(Task description) How many lines hold the string "DAMIP"? Reply with the number alone.
# start of Provided information
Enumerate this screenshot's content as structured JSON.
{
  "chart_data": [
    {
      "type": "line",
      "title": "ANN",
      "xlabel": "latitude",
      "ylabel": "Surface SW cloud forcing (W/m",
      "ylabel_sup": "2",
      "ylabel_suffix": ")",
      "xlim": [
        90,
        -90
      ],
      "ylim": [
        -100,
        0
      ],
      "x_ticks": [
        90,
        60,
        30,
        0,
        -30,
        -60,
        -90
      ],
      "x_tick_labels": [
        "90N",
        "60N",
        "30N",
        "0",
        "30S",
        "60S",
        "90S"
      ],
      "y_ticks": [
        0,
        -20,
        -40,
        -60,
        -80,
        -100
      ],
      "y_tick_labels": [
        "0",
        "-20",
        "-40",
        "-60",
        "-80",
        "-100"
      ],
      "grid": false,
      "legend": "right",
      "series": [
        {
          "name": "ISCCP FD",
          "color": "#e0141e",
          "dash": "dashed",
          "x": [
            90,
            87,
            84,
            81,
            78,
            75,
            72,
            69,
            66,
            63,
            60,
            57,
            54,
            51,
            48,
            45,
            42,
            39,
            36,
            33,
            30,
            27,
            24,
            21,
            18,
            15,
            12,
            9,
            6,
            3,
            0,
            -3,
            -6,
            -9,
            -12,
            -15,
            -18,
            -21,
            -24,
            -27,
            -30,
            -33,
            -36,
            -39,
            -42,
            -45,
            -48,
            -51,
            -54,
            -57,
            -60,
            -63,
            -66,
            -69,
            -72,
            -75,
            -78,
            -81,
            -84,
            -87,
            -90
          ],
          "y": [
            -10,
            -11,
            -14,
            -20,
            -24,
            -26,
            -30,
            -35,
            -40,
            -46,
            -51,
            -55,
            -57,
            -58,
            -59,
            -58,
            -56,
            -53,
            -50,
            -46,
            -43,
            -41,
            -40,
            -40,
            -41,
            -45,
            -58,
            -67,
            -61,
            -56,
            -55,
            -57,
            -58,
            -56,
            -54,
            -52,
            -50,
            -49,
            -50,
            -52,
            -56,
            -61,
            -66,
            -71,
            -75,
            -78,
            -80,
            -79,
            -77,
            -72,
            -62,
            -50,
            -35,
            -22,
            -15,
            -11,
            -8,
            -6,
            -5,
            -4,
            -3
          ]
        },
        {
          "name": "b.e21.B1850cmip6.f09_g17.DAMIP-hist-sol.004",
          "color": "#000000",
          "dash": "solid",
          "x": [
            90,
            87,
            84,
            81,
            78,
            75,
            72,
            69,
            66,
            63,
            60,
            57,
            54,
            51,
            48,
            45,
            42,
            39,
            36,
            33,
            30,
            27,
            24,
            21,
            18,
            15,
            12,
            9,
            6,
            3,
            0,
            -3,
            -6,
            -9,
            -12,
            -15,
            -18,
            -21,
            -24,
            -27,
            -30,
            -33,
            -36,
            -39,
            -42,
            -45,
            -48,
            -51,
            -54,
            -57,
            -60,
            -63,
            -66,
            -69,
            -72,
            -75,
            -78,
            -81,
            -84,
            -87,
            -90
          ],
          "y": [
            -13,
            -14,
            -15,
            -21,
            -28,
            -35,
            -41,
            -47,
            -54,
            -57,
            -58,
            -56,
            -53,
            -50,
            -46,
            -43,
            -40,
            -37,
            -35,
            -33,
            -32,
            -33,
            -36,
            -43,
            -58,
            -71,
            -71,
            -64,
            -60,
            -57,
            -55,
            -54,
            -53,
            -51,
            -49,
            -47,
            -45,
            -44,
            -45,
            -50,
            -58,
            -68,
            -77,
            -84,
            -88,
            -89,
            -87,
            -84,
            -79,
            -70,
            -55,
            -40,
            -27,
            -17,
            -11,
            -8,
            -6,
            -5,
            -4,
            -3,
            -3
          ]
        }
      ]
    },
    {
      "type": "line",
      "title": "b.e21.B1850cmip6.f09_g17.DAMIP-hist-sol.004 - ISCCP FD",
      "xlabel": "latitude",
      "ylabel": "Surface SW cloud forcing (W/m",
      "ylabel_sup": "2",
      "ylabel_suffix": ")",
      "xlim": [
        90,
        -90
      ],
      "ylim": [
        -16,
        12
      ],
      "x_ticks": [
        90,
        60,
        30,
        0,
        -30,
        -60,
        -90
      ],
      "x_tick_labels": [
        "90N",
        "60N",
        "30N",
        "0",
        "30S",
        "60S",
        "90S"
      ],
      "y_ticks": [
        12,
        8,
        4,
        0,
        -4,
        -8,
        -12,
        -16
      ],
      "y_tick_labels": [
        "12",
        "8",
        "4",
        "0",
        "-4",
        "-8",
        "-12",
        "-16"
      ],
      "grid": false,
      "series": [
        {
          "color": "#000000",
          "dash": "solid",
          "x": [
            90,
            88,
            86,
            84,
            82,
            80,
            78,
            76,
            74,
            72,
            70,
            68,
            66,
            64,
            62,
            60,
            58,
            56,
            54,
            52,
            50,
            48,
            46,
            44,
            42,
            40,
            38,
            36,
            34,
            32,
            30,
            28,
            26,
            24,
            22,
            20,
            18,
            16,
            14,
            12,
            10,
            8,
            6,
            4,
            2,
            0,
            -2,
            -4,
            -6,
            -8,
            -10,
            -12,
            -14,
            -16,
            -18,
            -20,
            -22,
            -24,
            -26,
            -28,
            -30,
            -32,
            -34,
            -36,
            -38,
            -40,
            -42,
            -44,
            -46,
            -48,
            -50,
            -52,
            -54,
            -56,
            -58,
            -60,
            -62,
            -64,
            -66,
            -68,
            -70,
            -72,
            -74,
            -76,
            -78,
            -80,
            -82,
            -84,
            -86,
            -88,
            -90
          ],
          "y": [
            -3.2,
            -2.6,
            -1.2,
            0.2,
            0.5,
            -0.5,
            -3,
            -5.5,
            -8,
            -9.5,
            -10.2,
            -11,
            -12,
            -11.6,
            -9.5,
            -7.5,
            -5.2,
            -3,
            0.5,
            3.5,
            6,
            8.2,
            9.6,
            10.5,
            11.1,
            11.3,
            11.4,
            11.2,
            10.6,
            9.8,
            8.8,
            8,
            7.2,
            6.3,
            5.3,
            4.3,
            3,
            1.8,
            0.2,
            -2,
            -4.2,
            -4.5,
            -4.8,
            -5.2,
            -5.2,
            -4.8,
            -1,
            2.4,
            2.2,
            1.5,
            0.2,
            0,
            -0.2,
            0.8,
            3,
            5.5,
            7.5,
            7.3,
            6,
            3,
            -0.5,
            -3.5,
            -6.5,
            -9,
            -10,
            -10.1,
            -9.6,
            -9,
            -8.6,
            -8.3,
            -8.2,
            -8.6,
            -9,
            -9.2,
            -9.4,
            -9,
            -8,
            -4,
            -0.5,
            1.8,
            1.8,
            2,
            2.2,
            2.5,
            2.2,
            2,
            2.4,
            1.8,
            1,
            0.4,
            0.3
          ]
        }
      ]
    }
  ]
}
# end of Provided information
(Correct answer) 2